(Dataset entries)
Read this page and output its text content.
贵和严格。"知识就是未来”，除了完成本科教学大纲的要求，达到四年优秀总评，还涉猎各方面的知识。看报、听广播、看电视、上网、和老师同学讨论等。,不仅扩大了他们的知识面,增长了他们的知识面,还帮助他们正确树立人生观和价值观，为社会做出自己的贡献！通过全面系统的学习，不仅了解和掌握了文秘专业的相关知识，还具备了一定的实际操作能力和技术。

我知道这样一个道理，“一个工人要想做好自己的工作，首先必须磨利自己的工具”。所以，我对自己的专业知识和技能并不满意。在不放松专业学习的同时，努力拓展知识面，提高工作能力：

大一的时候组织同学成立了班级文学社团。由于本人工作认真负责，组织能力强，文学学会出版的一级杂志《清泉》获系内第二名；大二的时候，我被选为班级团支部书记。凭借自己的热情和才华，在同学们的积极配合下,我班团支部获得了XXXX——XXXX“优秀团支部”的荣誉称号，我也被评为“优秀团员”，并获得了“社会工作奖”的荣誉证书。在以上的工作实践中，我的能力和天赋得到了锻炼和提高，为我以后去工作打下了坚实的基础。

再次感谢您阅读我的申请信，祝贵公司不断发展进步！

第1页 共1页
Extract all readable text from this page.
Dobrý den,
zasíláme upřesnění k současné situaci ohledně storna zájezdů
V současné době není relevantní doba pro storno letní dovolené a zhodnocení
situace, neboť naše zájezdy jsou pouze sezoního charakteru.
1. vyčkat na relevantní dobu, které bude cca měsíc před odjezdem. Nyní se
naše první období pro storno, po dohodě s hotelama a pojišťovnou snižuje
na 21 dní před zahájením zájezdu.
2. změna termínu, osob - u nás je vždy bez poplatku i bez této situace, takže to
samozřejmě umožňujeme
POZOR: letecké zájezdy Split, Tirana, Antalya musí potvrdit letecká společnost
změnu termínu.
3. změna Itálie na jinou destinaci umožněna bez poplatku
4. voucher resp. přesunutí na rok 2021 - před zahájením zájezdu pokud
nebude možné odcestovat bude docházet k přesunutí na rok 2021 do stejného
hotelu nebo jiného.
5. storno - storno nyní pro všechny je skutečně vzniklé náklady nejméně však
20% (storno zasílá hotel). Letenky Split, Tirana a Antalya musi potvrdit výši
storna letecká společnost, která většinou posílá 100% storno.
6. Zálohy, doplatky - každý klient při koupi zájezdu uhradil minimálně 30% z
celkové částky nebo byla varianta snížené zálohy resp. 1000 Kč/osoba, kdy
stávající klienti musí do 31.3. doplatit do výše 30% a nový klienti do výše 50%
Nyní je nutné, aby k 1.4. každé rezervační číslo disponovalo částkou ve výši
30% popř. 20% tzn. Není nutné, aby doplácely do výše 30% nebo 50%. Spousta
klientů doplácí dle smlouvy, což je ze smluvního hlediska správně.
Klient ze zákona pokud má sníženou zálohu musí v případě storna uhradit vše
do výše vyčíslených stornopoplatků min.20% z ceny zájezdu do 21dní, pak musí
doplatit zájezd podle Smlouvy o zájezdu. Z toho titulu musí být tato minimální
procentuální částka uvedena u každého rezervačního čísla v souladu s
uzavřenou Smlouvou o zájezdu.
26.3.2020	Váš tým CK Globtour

What the task requires:
Copy out each line of the listing that holds "výši".

Response to the task:
20% (storno zasílá hotel). Letenky Split, Tirana a Antalya musi potvrdit výši
Nyní je nutné, aby k 1.4. každé rezervační číslo disponovalo částkou ve výši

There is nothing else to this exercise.